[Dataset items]
===============
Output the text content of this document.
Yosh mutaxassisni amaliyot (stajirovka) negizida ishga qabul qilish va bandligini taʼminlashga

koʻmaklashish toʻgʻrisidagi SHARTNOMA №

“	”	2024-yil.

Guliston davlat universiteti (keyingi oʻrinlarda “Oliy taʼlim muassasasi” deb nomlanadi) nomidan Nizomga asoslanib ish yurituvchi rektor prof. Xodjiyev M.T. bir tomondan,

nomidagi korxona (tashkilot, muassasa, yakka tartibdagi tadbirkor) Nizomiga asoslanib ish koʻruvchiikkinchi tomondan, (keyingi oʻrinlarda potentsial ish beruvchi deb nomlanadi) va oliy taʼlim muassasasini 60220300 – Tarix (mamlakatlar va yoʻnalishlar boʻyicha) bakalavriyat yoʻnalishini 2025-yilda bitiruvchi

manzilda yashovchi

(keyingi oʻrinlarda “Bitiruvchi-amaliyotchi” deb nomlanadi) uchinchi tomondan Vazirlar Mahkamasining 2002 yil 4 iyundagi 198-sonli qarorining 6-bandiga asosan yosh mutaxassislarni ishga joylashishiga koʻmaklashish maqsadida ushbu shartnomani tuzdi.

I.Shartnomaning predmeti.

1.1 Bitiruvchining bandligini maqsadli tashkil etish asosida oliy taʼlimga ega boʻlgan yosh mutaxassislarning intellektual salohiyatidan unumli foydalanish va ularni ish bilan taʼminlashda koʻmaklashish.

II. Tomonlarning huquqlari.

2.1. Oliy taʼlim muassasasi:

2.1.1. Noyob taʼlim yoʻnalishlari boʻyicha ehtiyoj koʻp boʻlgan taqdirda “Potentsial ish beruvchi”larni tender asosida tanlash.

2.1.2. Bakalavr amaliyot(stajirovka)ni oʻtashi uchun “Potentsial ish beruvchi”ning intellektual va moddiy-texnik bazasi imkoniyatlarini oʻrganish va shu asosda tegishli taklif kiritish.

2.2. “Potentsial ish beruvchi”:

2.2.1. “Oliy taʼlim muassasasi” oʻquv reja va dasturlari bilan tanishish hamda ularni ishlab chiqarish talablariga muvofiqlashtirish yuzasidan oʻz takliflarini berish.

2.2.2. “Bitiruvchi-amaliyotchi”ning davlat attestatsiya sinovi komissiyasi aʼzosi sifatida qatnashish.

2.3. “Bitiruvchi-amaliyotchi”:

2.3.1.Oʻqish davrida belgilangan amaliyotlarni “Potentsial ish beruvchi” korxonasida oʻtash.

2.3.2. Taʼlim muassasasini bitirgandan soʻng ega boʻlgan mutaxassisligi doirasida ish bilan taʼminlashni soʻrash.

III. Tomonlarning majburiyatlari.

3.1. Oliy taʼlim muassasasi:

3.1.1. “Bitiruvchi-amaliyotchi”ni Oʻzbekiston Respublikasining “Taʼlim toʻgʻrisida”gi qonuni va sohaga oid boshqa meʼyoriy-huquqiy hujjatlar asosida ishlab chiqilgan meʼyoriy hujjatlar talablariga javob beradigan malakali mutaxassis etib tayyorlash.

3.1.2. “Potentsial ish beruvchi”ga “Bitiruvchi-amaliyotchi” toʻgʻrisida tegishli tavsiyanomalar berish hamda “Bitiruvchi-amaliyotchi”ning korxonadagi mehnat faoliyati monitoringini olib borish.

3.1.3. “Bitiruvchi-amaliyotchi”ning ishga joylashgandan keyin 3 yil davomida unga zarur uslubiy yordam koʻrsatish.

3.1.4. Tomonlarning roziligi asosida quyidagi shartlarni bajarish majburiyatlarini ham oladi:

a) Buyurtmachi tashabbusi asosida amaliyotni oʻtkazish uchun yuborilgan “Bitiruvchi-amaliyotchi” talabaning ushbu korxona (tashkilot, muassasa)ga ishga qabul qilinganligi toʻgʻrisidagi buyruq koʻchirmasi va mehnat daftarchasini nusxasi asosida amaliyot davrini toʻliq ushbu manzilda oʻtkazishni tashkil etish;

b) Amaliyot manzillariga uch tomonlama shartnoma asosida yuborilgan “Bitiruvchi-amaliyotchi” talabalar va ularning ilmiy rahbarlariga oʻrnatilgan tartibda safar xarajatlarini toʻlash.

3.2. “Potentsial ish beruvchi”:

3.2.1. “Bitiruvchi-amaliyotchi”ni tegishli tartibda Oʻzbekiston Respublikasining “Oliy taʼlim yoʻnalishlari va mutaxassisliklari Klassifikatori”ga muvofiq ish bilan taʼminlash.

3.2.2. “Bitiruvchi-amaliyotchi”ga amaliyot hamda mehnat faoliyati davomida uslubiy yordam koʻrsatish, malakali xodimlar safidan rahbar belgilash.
===============
TASK DESCRIPTION: Write out every record shown above, word for word.

RESULT OF THE TASK:
Output the text content of this document.
Yosh mutaxassisni amaliyot (stajirovka) negizida ishga qabul qilish va bandligini taʼminlashga

koʻmaklashish toʻgʻrisidagi SHARTNOMA №

“	”	2024-yil.

Guliston davlat universiteti (keyingi oʻrinlarda “Oliy taʼlim muassasasi” deb nomlanadi) nomidan Nizomga asoslanib ish yurituvchi rektor prof. Xodjiyev M.T. bir tomondan,

nomidagi korxona (tashkilot, muassasa, yakka tartibdagi tadbirkor) Nizomiga asoslanib ish koʻruvchiikkinchi tomondan, (keyingi oʻrinlarda potentsial ish beruvchi deb nomlanadi) va oliy taʼlim muassasasini 60220300 – Tarix (mamlakatlar va yoʻnalishlar boʻyicha) bakalavriyat yoʻnalishini 2025-yilda bitiruvchi

manzilda yashovchi

(keyingi oʻrinlarda “Bitiruvchi-amaliyotchi” deb nomlanadi) uchinchi tomondan Vazirlar Mahkamasining 2002 yil 4 iyundagi 198-sonli qarorining 6-bandiga asosan yosh mutaxassislarni ishga joylashishiga koʻmaklashish maqsadida ushbu shartnomani tuzdi.

I.Shartnomaning predmeti.

1.1 Bitiruvchining bandligini maqsadli tashkil etish asosida oliy taʼlimga ega boʻlgan yosh mutaxassislarning intellektual salohiyatidan unumli foydalanish va ularni ish bilan taʼminlashda koʻmaklashish.

II. Tomonlarning huquqlari.

2.1. Oliy taʼlim muassasasi:

2.1.1. Noyob taʼlim yoʻnalishlari boʻyicha ehtiyoj koʻp boʻlgan taqdirda “Potentsial ish beruvchi”larni tender asosida tanlash.

2.1.2. Bakalavr amaliyot(stajirovka)ni oʻtashi uchun “Potentsial ish beruvchi”ning intellektual va moddiy-texnik bazasi imkoniyatlarini oʻrganish va shu asosda tegishli taklif kiritish.

2.2. “Potentsial ish beruvchi”:

2.2.1. “Oliy taʼlim muassasasi” oʻquv reja va dasturlari bilan tanishish hamda ularni ishlab chiqarish talablariga muvofiqlashtirish yuzasidan oʻz takliflarini berish.

2.2.2. “Bitiruvchi-amaliyotchi”ning davlat attestatsiya sinovi komissiyasi aʼzosi sifatida qatnashish.

2.3. “Bitiruvchi-amaliyotchi”:

2.3.1.Oʻqish davrida belgilangan amaliyotlarni “Potentsial ish beruvchi” korxonasida oʻtash.

2.3.2. Taʼlim muassasasini bitirgandan soʻng ega boʻlgan mutaxassisligi doirasida ish bilan taʼminlashni soʻrash.

III. Tomonlarning majburiyatlari.

3.1. Oliy taʼlim muassasasi:

3.1.1. “Bitiruvchi-amaliyotchi”ni Oʻzbekiston Respublikasining “Taʼlim toʻgʻrisida”gi qonuni va sohaga oid boshqa meʼyoriy-huquqiy hujjatlar asosida ishlab chiqilgan meʼyoriy hujjatlar talablariga javob beradigan malakali mutaxassis etib tayyorlash.

3.1.2. “Potentsial ish beruvchi”ga “Bitiruvchi-amaliyotchi” toʻgʻrisida tegishli tavsiyanomalar berish hamda “Bitiruvchi-amaliyotchi”ning korxonadagi mehnat faoliyati monitoringini olib borish.

3.1.3. “Bitiruvchi-amaliyotchi”ning ishga joylashgandan keyin 3 yil davomida unga zarur uslubiy yordam koʻrsatish.

3.1.4. Tomonlarning roziligi asosida quyidagi shartlarni bajarish majburiyatlarini ham oladi:

a) Buyurtmachi tashabbusi asosida amaliyotni oʻtkazish uchun yuborilgan “Bitiruvchi-amaliyotchi” talabaning ushbu korxona (tashkilot, muassasa)ga ishga qabul qilinganligi toʻgʻrisidagi buyruq koʻchirmasi va mehnat daftarchasini nusxasi asosida amaliyot davrini toʻliq ushbu manzilda oʻtkazishni tashkil etish;

b) Amaliyot manzillariga uch tomonlama shartnoma asosida yuborilgan “Bitiruvchi-amaliyotchi” talabalar va ularning ilmiy rahbarlariga oʻrnatilgan tartibda safar xarajatlarini toʻlash.

3.2. “Potentsial ish beruvchi”:

3.2.1. “Bitiruvchi-amaliyotchi”ni tegishli tartibda Oʻzbekiston Respublikasining “Oliy taʼlim yoʻnalishlari va mutaxassisliklari Klassifikatori”ga muvofiq ish bilan taʼminlash.

3.2.2. “Bitiruvchi-amaliyotchi”ga amaliyot hamda mehnat faoliyati davomida uslubiy yordam koʻrsatish, malakali xodimlar safidan rahbar belgilash.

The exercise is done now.